EXERCISE: How many lines in the entries below contain "Bateur"? Answer with the number only.

PROVIDED INFORMATION:
※ ※ ※

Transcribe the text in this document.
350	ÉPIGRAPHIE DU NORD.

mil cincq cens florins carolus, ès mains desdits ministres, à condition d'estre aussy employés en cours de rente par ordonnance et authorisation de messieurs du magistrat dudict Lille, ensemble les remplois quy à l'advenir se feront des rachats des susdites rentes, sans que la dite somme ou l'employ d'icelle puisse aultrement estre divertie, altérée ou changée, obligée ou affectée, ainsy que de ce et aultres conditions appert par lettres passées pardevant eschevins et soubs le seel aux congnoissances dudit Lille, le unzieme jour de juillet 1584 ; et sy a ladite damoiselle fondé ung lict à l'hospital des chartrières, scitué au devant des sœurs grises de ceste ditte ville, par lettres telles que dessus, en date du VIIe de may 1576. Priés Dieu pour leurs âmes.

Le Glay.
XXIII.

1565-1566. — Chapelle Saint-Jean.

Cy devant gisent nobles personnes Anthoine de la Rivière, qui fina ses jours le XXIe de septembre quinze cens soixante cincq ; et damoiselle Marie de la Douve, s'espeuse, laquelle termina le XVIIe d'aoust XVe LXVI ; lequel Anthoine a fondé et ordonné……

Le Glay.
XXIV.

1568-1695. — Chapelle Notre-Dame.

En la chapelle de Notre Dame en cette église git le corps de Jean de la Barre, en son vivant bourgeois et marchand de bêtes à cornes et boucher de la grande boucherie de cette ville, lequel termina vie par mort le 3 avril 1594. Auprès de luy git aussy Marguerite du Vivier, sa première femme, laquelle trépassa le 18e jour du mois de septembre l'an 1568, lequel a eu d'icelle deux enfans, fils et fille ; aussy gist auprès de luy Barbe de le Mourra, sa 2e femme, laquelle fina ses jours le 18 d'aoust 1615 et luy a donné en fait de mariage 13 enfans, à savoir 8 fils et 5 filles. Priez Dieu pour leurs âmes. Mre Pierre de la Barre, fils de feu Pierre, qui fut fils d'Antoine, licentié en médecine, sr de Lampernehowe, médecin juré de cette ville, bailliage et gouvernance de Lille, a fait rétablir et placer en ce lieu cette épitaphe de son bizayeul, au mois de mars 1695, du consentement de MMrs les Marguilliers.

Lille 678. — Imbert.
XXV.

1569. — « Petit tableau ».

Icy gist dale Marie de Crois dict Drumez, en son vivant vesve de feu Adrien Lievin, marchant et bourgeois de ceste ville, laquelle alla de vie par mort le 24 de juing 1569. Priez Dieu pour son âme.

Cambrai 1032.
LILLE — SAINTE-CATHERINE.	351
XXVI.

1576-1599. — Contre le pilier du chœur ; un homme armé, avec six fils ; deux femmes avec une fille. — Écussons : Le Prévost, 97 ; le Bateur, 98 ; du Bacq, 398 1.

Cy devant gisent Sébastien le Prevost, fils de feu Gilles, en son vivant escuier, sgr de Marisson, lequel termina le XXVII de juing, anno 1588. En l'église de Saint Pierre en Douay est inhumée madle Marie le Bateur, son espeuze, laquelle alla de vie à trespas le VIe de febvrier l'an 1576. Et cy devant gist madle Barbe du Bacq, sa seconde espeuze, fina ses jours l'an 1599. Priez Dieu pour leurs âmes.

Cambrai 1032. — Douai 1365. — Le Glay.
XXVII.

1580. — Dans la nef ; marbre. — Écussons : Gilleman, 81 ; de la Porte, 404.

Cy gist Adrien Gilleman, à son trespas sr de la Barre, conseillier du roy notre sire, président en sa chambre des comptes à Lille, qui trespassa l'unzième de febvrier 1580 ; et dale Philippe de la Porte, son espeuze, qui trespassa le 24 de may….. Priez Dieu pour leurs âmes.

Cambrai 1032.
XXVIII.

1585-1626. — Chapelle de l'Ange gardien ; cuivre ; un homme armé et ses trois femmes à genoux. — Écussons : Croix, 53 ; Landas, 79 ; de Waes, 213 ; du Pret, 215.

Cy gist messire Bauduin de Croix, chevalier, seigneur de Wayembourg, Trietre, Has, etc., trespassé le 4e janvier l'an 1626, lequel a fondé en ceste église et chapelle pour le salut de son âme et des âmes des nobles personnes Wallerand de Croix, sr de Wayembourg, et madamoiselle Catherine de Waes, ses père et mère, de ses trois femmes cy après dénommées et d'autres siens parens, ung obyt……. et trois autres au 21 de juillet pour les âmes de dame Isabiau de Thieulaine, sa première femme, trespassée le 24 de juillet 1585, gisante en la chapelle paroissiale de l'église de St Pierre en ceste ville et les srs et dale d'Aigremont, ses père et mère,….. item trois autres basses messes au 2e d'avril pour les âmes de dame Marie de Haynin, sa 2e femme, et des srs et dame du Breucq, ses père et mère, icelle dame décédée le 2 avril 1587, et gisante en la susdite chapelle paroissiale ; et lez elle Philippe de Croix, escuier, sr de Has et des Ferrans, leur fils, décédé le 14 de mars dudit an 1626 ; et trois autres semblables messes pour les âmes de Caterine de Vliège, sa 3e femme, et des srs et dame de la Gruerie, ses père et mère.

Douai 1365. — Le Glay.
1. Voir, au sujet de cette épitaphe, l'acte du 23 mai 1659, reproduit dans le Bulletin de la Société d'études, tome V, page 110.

※ ※ ※

WRITTEN SOLUTION: 2